— Begin —
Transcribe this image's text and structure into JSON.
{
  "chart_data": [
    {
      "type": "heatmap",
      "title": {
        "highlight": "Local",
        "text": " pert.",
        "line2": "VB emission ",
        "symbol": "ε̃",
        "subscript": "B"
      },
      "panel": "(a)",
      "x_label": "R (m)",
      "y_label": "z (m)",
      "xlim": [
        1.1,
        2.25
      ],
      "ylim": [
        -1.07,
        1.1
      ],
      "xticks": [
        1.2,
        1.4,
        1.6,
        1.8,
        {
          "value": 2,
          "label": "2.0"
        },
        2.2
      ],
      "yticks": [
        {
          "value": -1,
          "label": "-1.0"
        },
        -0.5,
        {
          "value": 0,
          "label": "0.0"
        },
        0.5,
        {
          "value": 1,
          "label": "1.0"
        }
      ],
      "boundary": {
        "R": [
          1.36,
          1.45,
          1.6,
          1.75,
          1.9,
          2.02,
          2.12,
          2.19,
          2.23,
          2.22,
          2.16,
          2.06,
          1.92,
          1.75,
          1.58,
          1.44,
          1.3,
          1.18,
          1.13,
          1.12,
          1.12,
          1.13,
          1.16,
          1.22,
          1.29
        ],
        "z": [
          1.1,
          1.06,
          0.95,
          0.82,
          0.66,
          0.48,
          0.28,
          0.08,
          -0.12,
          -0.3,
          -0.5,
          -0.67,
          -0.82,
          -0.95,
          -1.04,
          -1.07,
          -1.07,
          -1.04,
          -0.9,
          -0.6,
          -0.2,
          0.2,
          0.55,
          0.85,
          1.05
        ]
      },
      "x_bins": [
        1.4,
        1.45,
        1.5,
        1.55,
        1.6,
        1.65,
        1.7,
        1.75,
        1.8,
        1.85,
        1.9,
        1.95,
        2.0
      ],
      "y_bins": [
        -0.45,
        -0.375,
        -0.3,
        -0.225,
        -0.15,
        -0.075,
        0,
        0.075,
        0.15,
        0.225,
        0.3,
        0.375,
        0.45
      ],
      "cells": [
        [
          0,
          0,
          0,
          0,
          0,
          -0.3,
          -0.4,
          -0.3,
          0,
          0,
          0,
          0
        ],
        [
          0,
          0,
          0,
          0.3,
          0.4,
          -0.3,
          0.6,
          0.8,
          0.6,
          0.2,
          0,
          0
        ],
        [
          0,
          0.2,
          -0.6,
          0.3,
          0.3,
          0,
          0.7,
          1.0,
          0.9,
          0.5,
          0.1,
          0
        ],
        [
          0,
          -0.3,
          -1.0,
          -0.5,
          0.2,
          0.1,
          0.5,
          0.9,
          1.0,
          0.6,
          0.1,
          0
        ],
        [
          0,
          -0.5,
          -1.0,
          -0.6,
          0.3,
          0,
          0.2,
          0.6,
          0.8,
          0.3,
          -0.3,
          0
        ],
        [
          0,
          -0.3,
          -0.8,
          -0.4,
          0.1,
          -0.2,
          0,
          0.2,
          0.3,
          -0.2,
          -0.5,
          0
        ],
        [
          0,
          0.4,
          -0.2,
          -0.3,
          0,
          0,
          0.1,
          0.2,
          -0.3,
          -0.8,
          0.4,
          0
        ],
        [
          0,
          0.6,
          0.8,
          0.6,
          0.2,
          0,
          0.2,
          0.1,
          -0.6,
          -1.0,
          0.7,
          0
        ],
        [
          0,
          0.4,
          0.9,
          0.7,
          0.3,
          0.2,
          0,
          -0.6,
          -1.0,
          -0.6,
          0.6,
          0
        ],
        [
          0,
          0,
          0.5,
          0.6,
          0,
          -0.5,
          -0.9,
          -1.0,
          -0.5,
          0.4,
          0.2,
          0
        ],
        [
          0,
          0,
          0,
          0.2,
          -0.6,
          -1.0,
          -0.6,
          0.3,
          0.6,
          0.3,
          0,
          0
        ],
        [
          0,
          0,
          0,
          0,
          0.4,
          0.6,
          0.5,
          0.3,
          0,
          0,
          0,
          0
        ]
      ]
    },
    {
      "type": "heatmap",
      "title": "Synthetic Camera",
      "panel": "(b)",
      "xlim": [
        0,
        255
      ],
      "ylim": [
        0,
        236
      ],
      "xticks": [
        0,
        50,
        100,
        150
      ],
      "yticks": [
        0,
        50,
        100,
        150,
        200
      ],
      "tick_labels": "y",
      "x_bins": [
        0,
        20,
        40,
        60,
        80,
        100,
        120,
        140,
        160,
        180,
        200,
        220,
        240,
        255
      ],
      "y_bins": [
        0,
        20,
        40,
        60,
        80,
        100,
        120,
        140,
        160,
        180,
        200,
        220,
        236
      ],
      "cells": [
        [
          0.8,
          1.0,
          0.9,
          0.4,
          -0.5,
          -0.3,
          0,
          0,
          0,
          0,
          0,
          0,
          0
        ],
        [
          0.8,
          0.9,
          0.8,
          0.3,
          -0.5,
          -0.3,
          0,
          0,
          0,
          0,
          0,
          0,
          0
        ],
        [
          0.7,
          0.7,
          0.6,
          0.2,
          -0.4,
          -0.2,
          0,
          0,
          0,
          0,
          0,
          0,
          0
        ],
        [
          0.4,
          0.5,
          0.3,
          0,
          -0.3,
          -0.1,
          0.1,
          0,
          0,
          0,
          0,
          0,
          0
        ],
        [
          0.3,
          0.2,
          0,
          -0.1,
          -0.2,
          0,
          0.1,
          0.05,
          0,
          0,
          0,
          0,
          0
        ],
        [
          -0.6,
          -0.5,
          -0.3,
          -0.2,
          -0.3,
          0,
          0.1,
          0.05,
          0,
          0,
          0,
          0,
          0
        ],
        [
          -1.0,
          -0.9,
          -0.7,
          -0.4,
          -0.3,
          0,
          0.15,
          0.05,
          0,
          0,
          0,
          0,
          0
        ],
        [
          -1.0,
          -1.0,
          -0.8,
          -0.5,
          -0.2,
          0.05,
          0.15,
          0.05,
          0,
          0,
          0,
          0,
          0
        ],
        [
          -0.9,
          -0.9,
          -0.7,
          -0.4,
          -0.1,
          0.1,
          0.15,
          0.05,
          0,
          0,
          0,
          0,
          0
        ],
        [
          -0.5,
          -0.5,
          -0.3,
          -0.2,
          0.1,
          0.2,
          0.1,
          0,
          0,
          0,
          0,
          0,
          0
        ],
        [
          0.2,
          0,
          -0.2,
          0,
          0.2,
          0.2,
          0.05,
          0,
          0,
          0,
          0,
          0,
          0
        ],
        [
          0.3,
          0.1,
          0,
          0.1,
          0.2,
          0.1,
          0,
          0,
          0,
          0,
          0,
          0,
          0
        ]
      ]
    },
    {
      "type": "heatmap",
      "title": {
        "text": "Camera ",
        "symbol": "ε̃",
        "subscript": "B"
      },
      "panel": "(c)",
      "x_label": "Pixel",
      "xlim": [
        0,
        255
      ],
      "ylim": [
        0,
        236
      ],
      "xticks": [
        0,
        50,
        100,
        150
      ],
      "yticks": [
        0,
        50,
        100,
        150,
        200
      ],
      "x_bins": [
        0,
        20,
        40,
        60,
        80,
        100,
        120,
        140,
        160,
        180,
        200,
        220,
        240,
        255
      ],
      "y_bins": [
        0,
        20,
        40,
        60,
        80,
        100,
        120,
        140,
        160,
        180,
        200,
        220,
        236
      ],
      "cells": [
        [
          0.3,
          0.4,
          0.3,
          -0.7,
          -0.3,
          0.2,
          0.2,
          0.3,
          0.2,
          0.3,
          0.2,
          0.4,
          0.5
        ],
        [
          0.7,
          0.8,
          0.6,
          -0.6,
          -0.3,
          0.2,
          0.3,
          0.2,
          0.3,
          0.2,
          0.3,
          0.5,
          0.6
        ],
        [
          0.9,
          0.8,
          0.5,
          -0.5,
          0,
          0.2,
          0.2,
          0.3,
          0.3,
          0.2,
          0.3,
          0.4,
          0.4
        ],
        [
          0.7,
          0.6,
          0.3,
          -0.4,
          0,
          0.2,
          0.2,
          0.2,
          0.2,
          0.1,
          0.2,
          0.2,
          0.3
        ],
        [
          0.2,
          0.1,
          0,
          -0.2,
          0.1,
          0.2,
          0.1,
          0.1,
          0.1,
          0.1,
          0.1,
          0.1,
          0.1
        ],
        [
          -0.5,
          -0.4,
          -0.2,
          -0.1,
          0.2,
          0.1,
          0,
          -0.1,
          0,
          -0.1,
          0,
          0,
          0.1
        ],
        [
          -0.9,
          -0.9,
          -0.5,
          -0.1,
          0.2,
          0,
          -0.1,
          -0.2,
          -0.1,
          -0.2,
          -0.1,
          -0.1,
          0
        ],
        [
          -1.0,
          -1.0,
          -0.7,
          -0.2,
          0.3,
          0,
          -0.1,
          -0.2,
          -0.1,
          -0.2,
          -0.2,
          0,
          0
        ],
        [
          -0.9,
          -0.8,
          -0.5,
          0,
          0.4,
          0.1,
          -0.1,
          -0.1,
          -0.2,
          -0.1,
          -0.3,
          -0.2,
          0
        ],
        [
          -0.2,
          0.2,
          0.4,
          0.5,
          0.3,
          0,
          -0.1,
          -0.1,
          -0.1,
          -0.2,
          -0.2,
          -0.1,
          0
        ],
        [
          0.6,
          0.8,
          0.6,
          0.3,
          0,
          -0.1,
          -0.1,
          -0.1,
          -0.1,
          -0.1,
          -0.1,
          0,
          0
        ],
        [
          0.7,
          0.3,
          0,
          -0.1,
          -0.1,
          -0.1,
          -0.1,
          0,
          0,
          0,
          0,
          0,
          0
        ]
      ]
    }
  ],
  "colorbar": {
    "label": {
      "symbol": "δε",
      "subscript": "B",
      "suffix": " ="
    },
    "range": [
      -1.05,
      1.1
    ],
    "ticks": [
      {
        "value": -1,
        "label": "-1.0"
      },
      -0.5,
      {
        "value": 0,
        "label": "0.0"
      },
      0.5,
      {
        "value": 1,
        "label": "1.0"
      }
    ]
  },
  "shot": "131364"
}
— End —
### PROMPT
Scan the material above for the string "text" and report each line where you find it.

### TASK RESPONSE
Transcribe this image's text and structure into JSON.
        "text": " pert.",
        "text": "Camera ",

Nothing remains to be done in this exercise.